(Goal of the exercise) Among the entries below, count the lines that contain the word "name". Write down only the total.

(Data to use)
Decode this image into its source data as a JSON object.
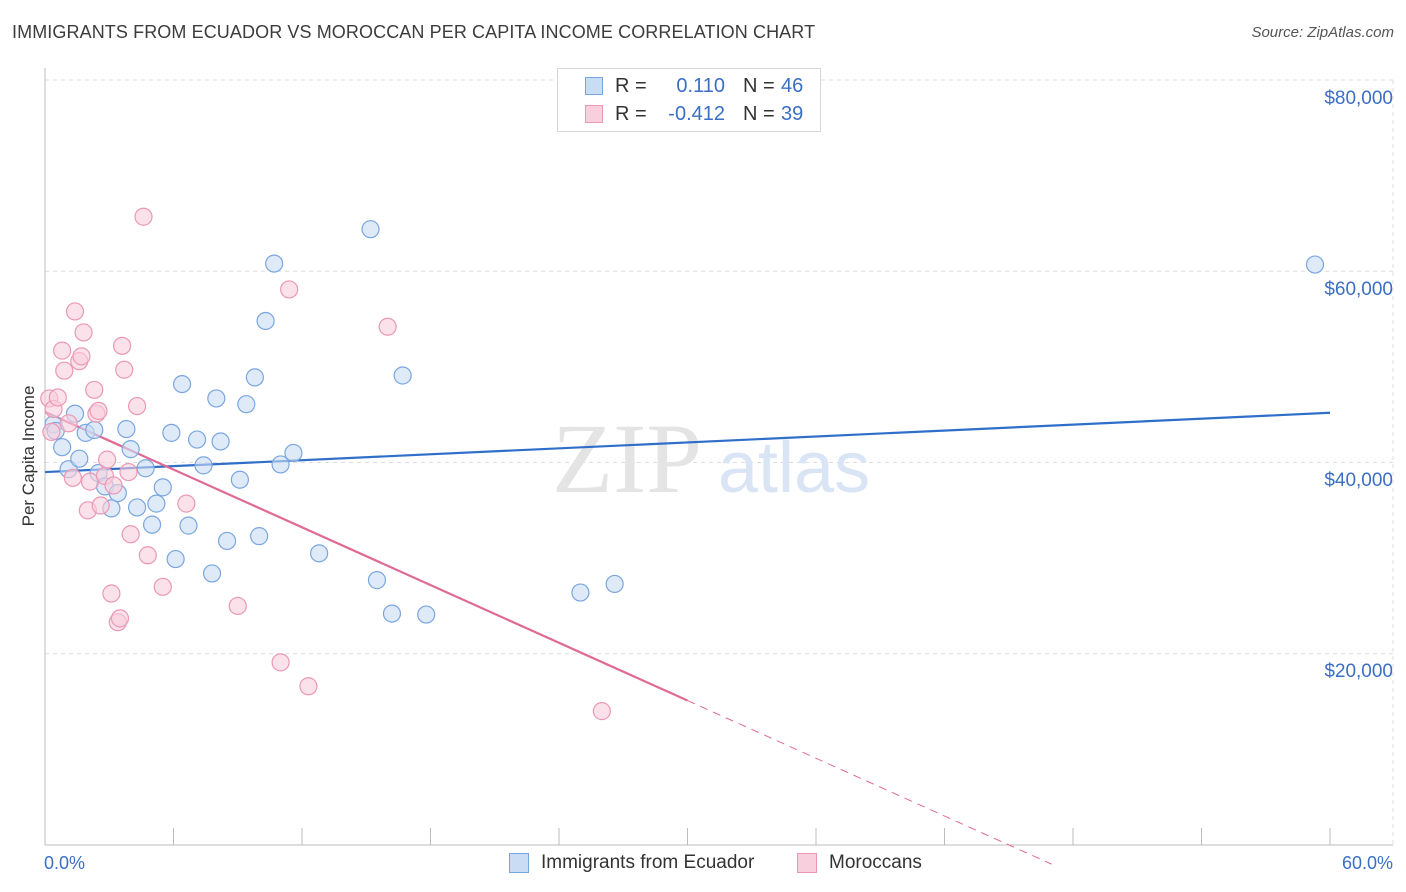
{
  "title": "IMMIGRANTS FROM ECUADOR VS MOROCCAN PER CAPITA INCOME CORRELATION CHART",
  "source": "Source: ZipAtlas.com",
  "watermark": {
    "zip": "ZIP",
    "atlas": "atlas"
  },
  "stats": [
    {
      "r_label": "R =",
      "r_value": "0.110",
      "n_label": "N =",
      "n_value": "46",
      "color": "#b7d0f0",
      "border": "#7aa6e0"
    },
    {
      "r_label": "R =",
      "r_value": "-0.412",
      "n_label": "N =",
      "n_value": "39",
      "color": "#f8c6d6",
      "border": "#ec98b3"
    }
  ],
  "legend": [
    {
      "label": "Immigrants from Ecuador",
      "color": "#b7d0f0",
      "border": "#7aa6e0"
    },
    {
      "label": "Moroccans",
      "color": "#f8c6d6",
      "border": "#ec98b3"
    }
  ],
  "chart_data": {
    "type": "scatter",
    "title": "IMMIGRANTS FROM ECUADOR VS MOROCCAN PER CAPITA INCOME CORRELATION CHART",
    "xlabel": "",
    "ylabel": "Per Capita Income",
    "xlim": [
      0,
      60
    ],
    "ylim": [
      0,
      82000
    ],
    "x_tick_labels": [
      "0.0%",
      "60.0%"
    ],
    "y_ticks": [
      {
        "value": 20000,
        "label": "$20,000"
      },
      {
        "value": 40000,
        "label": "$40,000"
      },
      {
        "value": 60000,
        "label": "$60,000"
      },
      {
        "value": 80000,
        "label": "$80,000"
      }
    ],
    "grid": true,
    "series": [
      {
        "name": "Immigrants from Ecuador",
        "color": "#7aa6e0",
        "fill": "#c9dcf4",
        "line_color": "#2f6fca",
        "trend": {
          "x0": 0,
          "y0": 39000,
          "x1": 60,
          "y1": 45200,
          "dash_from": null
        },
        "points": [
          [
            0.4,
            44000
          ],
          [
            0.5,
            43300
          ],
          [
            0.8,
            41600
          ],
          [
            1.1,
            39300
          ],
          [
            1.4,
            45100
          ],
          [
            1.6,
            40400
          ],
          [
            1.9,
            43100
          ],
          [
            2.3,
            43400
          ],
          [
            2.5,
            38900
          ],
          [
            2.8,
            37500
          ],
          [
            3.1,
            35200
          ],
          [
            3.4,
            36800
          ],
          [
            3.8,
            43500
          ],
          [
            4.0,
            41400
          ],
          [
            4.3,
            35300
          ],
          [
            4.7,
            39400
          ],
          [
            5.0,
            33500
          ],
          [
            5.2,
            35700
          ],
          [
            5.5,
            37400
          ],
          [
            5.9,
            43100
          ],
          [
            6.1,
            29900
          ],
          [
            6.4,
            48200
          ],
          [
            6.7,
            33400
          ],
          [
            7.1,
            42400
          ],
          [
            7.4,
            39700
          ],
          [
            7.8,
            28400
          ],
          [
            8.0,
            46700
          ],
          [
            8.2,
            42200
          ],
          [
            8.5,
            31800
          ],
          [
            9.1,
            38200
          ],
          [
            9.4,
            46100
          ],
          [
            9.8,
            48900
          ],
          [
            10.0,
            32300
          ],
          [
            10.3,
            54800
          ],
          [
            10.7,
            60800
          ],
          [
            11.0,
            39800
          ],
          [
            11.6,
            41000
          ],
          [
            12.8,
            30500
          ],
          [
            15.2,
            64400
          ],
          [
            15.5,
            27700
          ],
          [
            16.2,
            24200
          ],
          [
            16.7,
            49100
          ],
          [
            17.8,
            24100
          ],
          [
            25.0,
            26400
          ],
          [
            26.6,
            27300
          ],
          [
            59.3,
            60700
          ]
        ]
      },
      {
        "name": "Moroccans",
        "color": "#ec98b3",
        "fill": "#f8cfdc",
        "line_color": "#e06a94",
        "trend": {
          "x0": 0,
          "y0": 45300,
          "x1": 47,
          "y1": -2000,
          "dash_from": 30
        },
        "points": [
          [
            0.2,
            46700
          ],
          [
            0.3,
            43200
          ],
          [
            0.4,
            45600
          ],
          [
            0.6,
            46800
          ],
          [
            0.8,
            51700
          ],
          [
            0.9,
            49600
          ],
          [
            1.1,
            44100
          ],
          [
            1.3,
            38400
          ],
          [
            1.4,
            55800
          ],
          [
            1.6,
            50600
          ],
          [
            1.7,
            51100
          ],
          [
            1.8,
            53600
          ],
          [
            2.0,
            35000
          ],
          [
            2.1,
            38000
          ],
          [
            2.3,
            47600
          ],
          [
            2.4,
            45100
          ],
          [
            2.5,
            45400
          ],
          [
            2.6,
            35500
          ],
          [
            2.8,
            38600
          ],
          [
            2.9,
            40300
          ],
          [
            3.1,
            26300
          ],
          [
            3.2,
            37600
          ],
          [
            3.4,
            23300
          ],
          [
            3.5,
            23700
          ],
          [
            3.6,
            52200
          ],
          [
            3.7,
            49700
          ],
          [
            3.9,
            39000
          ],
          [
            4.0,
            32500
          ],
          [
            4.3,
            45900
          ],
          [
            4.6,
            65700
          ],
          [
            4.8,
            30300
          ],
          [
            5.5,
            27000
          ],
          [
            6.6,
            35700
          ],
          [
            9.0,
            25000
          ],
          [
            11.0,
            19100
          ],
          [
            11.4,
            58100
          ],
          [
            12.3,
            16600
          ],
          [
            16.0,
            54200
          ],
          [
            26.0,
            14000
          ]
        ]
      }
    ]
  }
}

==

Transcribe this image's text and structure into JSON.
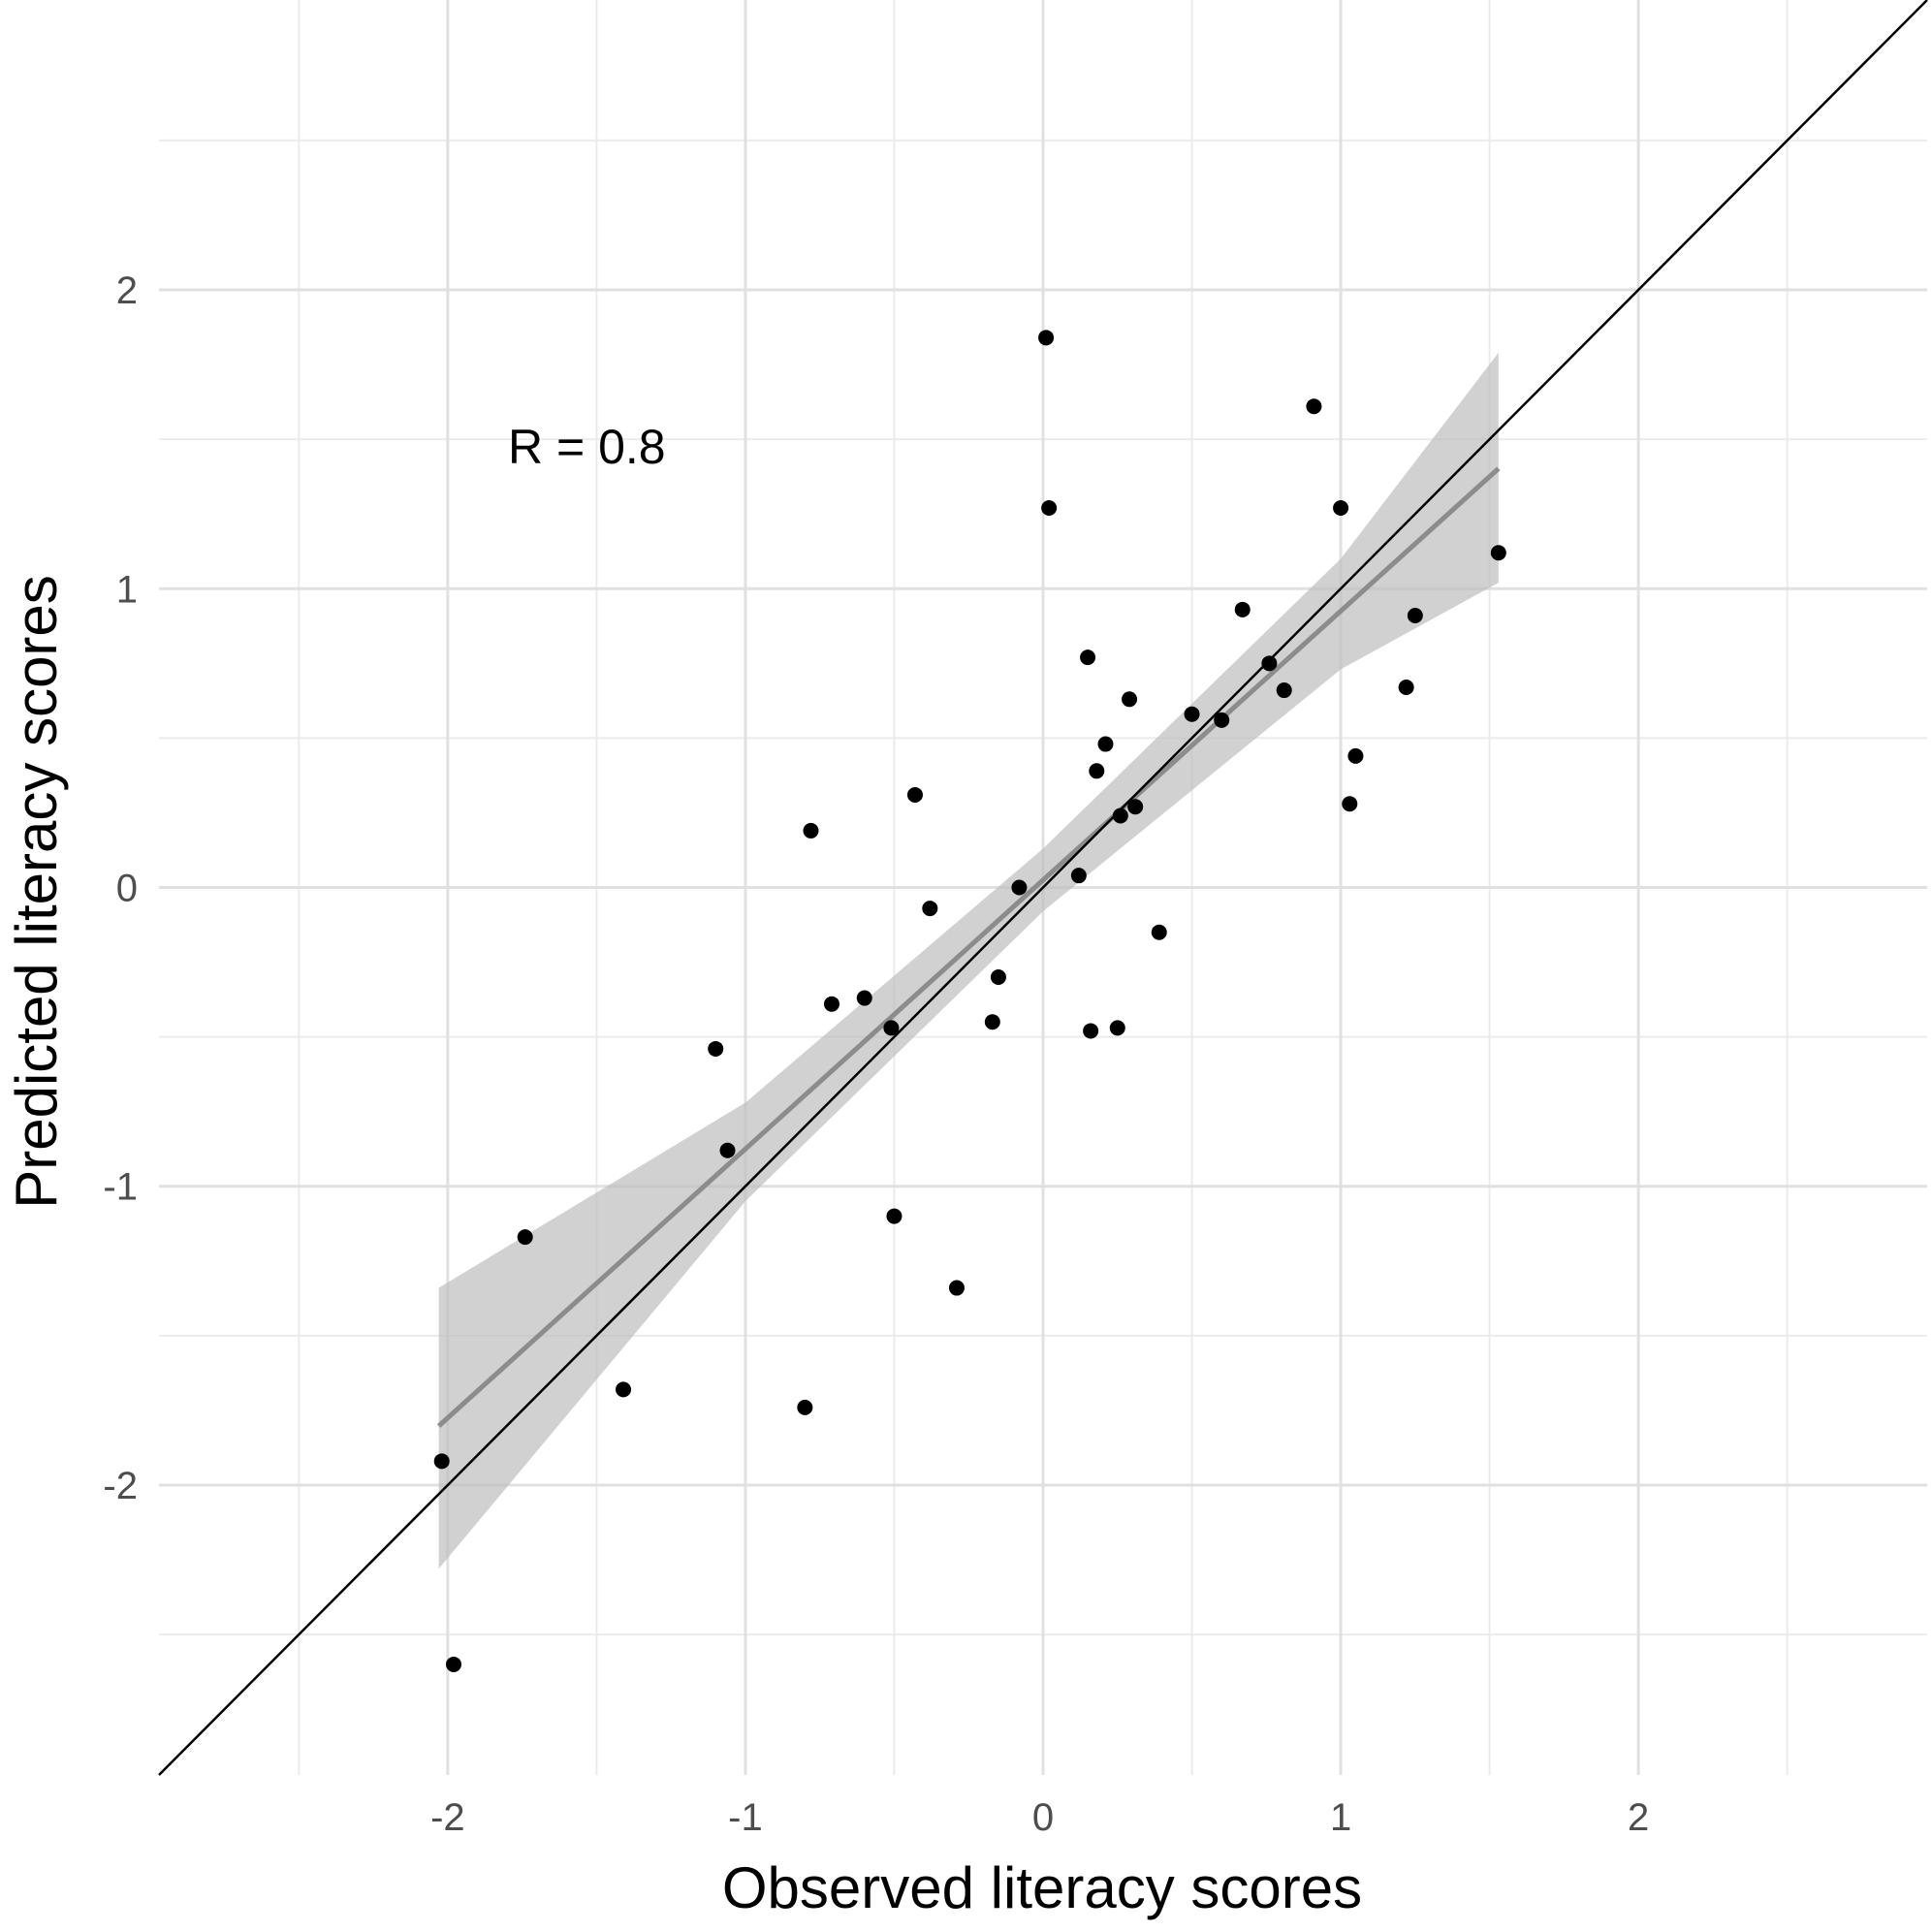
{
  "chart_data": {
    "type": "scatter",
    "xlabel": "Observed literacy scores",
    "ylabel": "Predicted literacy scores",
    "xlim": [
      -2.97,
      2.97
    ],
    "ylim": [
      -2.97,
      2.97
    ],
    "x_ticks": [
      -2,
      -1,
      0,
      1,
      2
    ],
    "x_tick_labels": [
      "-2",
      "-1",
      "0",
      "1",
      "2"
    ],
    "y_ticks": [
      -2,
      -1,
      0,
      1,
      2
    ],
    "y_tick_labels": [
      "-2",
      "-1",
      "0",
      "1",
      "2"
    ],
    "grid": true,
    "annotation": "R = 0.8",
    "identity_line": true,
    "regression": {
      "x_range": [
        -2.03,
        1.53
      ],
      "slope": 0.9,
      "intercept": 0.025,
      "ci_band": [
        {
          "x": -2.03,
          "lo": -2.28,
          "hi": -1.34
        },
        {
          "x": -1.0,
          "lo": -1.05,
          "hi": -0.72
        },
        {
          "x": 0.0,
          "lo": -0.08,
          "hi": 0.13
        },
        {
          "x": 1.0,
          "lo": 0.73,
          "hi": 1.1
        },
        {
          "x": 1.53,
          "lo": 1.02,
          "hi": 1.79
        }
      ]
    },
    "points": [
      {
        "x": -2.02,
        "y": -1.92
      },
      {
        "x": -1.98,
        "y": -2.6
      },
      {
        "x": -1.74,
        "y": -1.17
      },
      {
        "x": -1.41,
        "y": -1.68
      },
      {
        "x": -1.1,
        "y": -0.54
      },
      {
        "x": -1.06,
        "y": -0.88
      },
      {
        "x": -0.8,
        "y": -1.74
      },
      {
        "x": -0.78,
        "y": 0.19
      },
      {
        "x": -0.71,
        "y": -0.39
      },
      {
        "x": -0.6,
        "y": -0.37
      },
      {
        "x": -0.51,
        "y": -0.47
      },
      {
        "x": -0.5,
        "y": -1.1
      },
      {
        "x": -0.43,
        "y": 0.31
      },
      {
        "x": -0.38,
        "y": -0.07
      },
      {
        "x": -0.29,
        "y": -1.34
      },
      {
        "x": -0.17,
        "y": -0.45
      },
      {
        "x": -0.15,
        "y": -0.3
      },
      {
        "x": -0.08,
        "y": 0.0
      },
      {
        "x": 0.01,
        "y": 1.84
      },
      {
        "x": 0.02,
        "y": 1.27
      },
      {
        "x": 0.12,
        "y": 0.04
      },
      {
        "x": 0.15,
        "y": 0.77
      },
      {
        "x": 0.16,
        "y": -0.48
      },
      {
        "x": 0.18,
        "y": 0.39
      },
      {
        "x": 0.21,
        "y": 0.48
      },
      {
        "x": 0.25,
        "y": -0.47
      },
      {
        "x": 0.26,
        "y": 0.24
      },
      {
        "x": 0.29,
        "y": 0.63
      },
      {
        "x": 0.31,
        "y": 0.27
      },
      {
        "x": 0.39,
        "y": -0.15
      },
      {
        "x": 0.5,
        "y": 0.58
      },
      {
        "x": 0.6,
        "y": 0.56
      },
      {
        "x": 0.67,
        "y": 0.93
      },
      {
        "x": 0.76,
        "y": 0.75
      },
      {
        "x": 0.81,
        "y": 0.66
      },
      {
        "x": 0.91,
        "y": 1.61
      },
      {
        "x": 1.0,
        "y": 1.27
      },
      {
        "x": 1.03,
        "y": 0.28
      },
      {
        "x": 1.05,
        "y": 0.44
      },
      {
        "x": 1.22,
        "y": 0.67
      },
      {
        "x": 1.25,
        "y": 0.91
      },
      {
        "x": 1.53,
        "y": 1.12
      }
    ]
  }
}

* * *

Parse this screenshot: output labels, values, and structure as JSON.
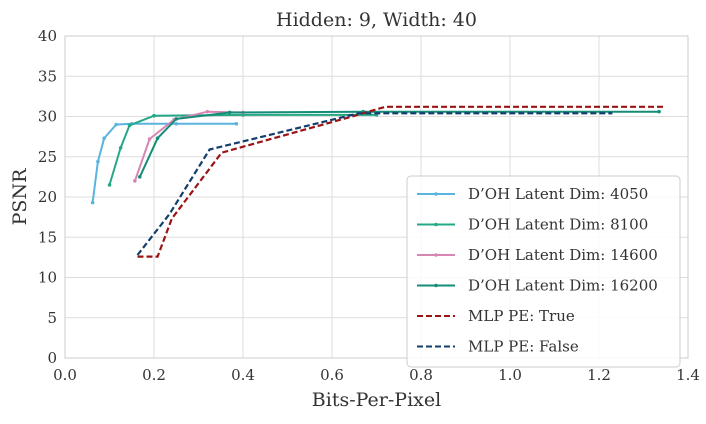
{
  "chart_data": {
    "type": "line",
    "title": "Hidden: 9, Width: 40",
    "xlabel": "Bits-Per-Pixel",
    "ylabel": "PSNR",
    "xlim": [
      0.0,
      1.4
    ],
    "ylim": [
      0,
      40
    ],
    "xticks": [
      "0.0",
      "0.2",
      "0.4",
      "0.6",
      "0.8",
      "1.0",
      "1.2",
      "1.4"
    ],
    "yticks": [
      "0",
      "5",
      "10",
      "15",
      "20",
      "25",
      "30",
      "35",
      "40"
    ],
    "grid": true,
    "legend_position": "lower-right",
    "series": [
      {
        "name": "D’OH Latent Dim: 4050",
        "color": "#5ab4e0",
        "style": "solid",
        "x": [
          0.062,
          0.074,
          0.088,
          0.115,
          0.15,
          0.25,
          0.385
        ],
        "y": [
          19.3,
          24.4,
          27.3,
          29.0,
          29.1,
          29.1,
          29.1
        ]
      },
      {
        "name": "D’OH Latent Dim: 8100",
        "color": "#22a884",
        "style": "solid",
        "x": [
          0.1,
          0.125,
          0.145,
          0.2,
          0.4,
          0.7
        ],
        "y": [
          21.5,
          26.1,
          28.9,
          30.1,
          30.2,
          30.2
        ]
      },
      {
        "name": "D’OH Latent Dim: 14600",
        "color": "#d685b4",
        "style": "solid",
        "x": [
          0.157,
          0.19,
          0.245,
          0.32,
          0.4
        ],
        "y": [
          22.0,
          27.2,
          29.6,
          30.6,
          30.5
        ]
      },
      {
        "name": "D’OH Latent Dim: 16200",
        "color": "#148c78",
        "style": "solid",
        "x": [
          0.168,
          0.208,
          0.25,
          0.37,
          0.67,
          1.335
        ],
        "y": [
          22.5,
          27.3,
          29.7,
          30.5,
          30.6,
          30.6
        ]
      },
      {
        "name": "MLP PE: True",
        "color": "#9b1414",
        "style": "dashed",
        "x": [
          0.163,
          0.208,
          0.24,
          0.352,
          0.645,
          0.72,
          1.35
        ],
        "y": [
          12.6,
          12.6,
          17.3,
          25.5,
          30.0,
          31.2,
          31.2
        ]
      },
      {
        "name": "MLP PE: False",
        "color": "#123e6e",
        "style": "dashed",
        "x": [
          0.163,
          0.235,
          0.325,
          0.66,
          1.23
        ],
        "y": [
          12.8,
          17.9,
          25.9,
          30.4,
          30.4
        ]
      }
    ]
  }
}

(Result of the exercise) 8